ACTIONS TO TAKE:
[1] According to the forum thread about the Enter key in VB, what happens when ENTER is pressed on a form that has no Default button?
[2] Write the next part of the forum thread about trapping the Enter key in VB, starting after its final sentence.

You can also use the KeyPress event to alter the default behavior of certain keys. For example, pressing ENTER when there is no Default button on the form causes a beep. You can avoid this beep by intercepting the ENTER key (character code 13) in the KeyPress event.

Private Sub Text1_KeyPress (KeyAscii As Integer)
If KeyAscii = 13 Then KeyAscii = 0
End Sub​
Just remember, you have to account for every situation in which a user might press Enter, not just the obvious one. Start by coding one, and when that works, add another trap.

Have fun.

MBN


----------



## GUSMAN

Hi 
Im not an expert at VB, and not sure if this is what you want. but my tutor just advised me on a similar problem. I have a screen where you enter an account number, cash amount then press enter. then when you finish, on the same form you have a user, pass, and enter.
I was doing the same thing clicking the command button with the mouse, so he advised me to, do this.
when I open the form the account number label has focus (cursor is in the box) In the design mode (I think you call it that) I go to the properties of the account number and there's a "Tab Index" lets say the Tab is 10. I then set the Amount label to 12, and the enter button to 14. Then the username to 16, pass to 18 and "enter Password" button to 20.

(Element boundary records)
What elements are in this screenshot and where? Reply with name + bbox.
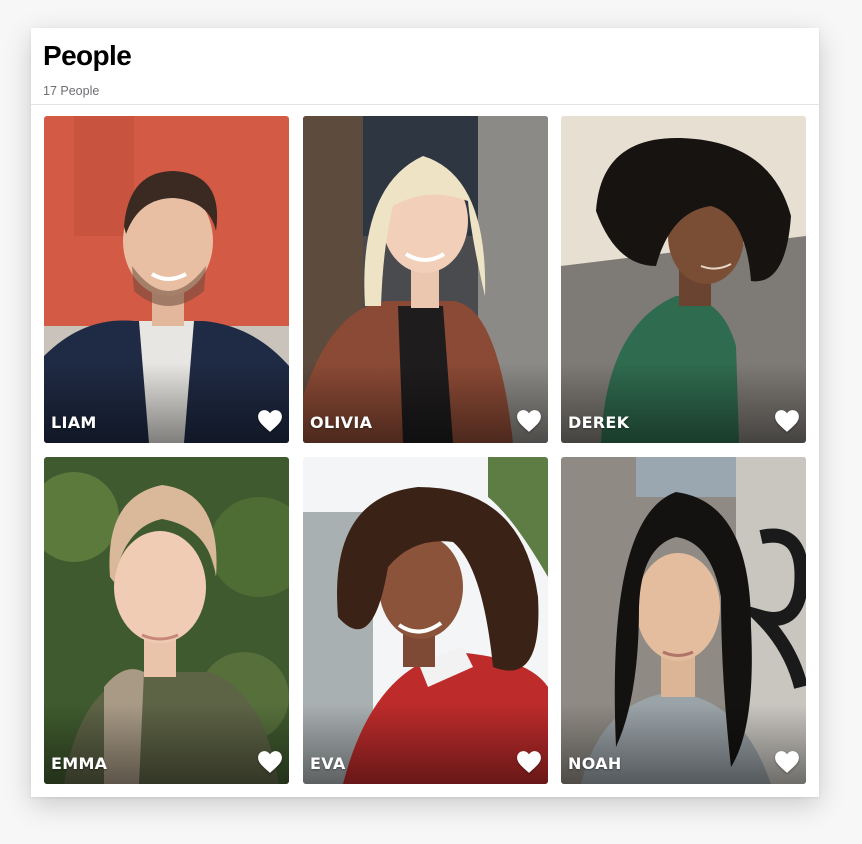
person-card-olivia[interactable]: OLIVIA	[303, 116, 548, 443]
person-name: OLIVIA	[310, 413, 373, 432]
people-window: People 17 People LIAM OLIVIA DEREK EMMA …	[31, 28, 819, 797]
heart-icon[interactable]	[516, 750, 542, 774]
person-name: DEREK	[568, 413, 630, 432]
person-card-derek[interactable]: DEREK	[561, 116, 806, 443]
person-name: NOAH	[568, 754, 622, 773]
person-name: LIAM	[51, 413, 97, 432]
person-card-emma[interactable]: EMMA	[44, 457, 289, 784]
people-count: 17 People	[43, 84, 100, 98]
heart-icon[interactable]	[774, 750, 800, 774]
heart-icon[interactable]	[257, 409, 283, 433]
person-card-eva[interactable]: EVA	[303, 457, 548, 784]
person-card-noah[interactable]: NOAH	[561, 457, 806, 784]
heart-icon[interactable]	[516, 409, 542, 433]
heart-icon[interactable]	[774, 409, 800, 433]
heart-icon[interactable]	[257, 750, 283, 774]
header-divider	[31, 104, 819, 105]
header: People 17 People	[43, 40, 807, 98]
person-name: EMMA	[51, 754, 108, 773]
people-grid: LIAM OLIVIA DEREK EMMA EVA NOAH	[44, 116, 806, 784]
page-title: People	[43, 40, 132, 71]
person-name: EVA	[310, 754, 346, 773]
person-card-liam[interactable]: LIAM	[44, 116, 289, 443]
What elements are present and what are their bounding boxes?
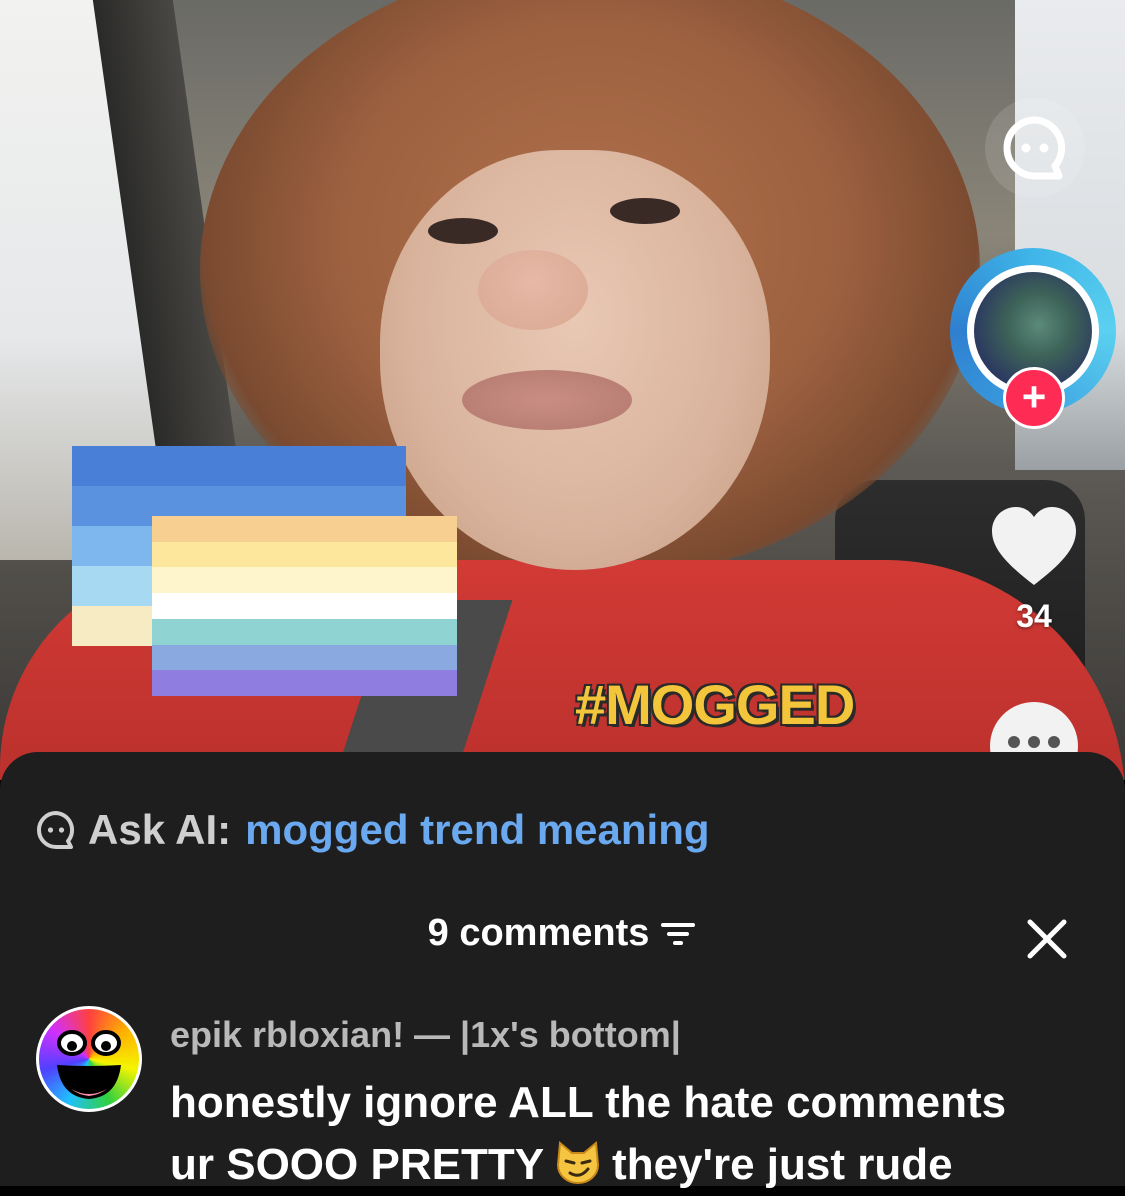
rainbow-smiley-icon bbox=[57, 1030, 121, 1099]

TASK RESULTS:
[1] It causes a beep.

[2]
So its like this. I start the form , enter the account number, "tab" to the amount label and enter the amount, "tab" to the enter button (or command button) and I can press the enter button on my keybard to go to the next form. When I go back to form 1, the cursor is back in the account number label. I press "tab" 4 times until it is in the username label, enter username "tab" to put in password,enter password "tab" to highlight the enter button and press enter on the keyboard to go to the relevant form.
No mouse needed at all.

Hope this helps

Cheers

Gus

PS just play around with it.


----------



## MyName

Probably not what you really wanted, but you could just make a command button named Enter and then on your Enter button, in the properties box change the "Default" value to "True"


----------



## GUSMAN

I have 2 enter buttons on my form so this way suits me better


----------



## cj_white

This is what I ended up doing.

'Detect to see if enter button is hit after the password field has become active
Private Sub txtPass_KeyPress(KeyAscii As Integer)
If KeyAscii = 13 Then
'If the enter button has been hit call Check_credentials function to verify login
Call Check_Credentials(txtUser.Text, txtPass.Text)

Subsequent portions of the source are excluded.